EXERCISE OBJECTIVE: Your copy of the material below should match it exactly, except that it holds no pictures.
— START OF RECORDS SHOWN —
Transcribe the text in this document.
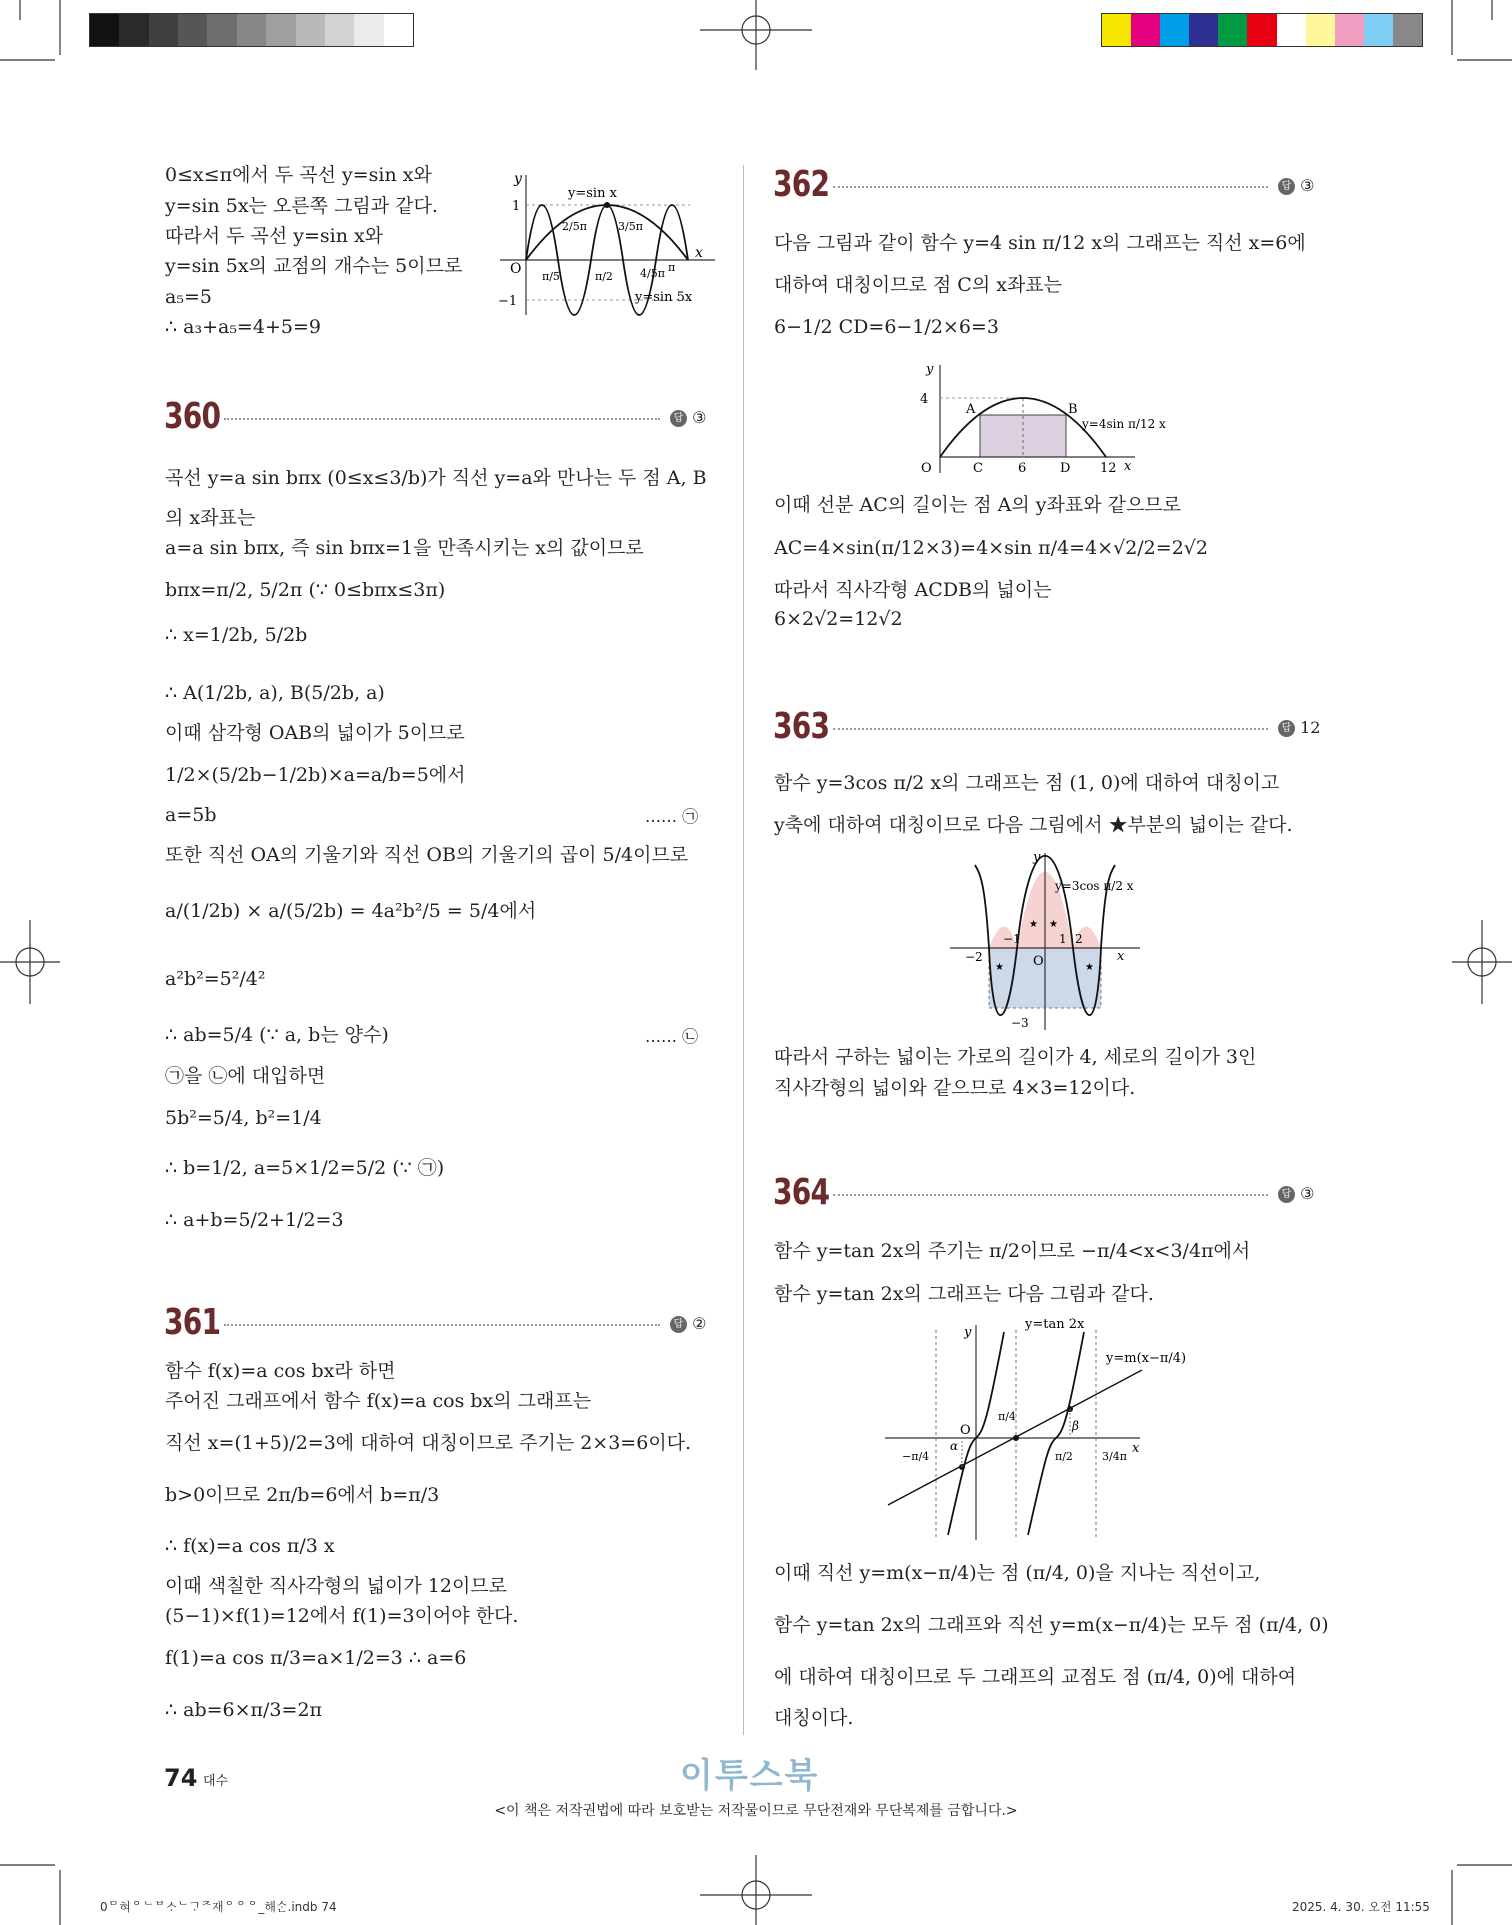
0≤x≤π에서 두 곡선 y=sin x와
y=sin 5x는 오른쪽 그림과 같다.
따라서 두 곡선 y=sin x와
y=sin 5x의 교점의 개수는 5이므로
a₅=5
∴ a₃+a₅=4+5=9
y
x
O
1
−1
y=sin x
y=sin 5x
π/5	π/2
2/5π	3/5π
4/5π π
360	답 ③
곡선 y=a sin bπx (0≤x≤3/b)가 직선 y=a와 만나는 두 점 A, B
의 x좌표는
a=a sin bπx, 즉 sin bπx=1을 만족시키는 x의 값이므로
bπx=π/2, 5/2π (∵ 0≤bπx≤3π)
∴ x=1/2b, 5/2b
∴ A(1/2b, a), B(5/2b, a)
이때 삼각형 OAB의 넓이가 5이므로
1/2×(5/2b−1/2b)×a=a/b=5에서
a=5b	…… ㉠
또한 직선 OA의 기울기와 직선 OB의 기울기의 곱이 5/4이므로
a/(1/2b) × a/(5/2b) = 4a²b²/5 = 5/4에서
a²b²=5²/4²
∴ ab=5/4 (∵ a, b는 양수)	…… ㉡
㉠을 ㉡에 대입하면
5b²=5/4, b²=1/4
∴ b=1/2, a=5×1/2=5/2 (∵ ㉠)
∴ a+b=5/2+1/2=3
361	답 ②
함수 f(x)=a cos bx라 하면
주어진 그래프에서 함수 f(x)=a cos bx의 그래프는
직선 x=(1+5)/2=3에 대하여 대칭이므로 주기는 2×3=6이다.
b>0이므로 2π/b=6에서 b=π/3
∴ f(x)=a cos π/3 x
이때 색칠한 직사각형의 넓이가 12이므로
(5−1)×f(1)=12에서 f(1)=3이어야 한다.
f(1)=a cos π/3=a×1/2=3 ∴ a=6
∴ ab=6×π/3=2π
362	답 ③
다음 그림과 같이 함수 y=4 sin π/12 x의 그래프는 직선 x=6에
대하여 대칭이므로 점 C의 x좌표는
6−1/2 CD=6−1/2×6=3
이때 선분 AC의 길이는 점 A의 y좌표와 같으므로
AC=4×sin(π/12×3)=4×sin π/4=4×√2/2=2√2
따라서 직사각형 ACDB의 넓이는
6×2√2=12√2
y
x
4
O	C	6	D 12
A	B
y=4sin π/12 x
363	답 12
함수 y=3cos π/2 x의 그래프는 점 (1, 0)에 대하여 대칭이고
y축에 대하여 대칭이므로 다음 그림에서 ★부분의 넓이는 같다.
따라서 구하는 넓이는 가로의 길이가 4, 세로의 길이가 3인
직사각형의 넓이와 같으므로 4×3=12이다.
y
x
y=3cos π/2 x
O
−1
−2
1 2
−3
★ ★
★	★
364	답 ③
함수 y=tan 2x의 주기는 π/2이므로 −π/4<x<3/4π에서
함수 y=tan 2x의 그래프는 다음 그림과 같다.
이때 직선 y=m(x−π/4)는 점 (π/4, 0)을 지나는 직선이고,
함수 y=tan 2x의 그래프와 직선 y=m(x−π/4)는 모두 점 (π/4, 0)
에 대하여 대칭이므로 두 그래프의 교점도 점 (π/4, 0)에 대하여
대칭이다.
y
x
O
y=tan 2x
y=m(x−π/4)
−π/4
π/4
π/2	3/4π
α
β
74 대수	이투스북
<이 책은 저작권법에 따라 보호받는 저작물이므로 무단전재와 무단복제를 금합니다.>
0ᄆ혀ᄋᄂᄇᄉᆞᄂᄀᆞᄌ재ᄋᄋᄋ_해ᄉᆞᆫ.indb 74	2025. 4. 30. 오전 11:55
— END OF RECORDS SHOWN —
RESPONSE BELOW:
Transcribe the text in this document.
0≤x≤π에서 두 곡선 y=sin x와
y=sin 5x는 오른쪽 그림과 같다.
따라서 두 곡선 y=sin x와
y=sin 5x의 교점의 개수는 5이므로
a₅=5
∴ a₃+a₅=4+5=9
y
x
O
1
−1
y=sin x
y=sin 5x
π/5	π/2
2/5π	3/5π
4/5π π
360	답 ③
곡선 y=a sin bπx (0≤x≤3/b)가 직선 y=a와 만나는 두 점 A, B
의 x좌표는
a=a sin bπx, 즉 sin bπx=1을 만족시키는 x의 값이므로
bπx=π/2, 5/2π (∵ 0≤bπx≤3π)
∴ x=1/2b, 5/2b
∴ A(1/2b, a), B(5/2b, a)
이때 삼각형 OAB의 넓이가 5이므로
1/2×(5/2b−1/2b)×a=a/b=5에서
a=5b	…… ㉠
또한 직선 OA의 기울기와 직선 OB의 기울기의 곱이 5/4이므로
a/(1/2b) × a/(5/2b) = 4a²b²/5 = 5/4에서
a²b²=5²/4²
∴ ab=5/4 (∵ a, b는 양수)	…… ㉡
㉠을 ㉡에 대입하면
5b²=5/4, b²=1/4
∴ b=1/2, a=5×1/2=5/2 (∵ ㉠)
∴ a+b=5/2+1/2=3
361	답 ②
함수 f(x)=a cos bx라 하면
주어진 그래프에서 함수 f(x)=a cos bx의 그래프는
직선 x=(1+5)/2=3에 대하여 대칭이므로 주기는 2×3=6이다.
b>0이므로 2π/b=6에서 b=π/3
∴ f(x)=a cos π/3 x
이때 색칠한 직사각형의 넓이가 12이므로
(5−1)×f(1)=12에서 f(1)=3이어야 한다.
f(1)=a cos π/3=a×1/2=3 ∴ a=6
∴ ab=6×π/3=2π
362	답 ③
다음 그림과 같이 함수 y=4 sin π/12 x의 그래프는 직선 x=6에
대하여 대칭이므로 점 C의 x좌표는
6−1/2 CD=6−1/2×6=3
이때 선분 AC의 길이는 점 A의 y좌표와 같으므로
AC=4×sin(π/12×3)=4×sin π/4=4×√2/2=2√2
따라서 직사각형 ACDB의 넓이는
6×2√2=12√2
y
x
4
O	C	6	D 12
A	B
y=4sin π/12 x
363	답 12
함수 y=3cos π/2 x의 그래프는 점 (1, 0)에 대하여 대칭이고
y축에 대하여 대칭이므로 다음 그림에서 ★부분의 넓이는 같다.
따라서 구하는 넓이는 가로의 길이가 4, 세로의 길이가 3인
직사각형의 넓이와 같으므로 4×3=12이다.
y
x
y=3cos π/2 x
O
−1
−2
1 2
−3
★ ★
★	★
364	답 ③
함수 y=tan 2x의 주기는 π/2이므로 −π/4<x<3/4π에서
함수 y=tan 2x의 그래프는 다음 그림과 같다.
이때 직선 y=m(x−π/4)는 점 (π/4, 0)을 지나는 직선이고,
함수 y=tan 2x의 그래프와 직선 y=m(x−π/4)는 모두 점 (π/4, 0)
에 대하여 대칭이므로 두 그래프의 교점도 점 (π/4, 0)에 대하여
대칭이다.
y
x
O
y=tan 2x
y=m(x−π/4)
−π/4
π/4
π/2	3/4π
α
β
74 대수	이투스북
<이 책은 저작권법에 따라 보호받는 저작물이므로 무단전재와 무단복제를 금합니다.>
0ᄆ혀ᄋᄂᄇᄉᆞᄂᄀᆞᄌ재ᄋᄋᄋ_해ᄉᆞᆫ.indb 74	2025. 4. 30. 오전 11:55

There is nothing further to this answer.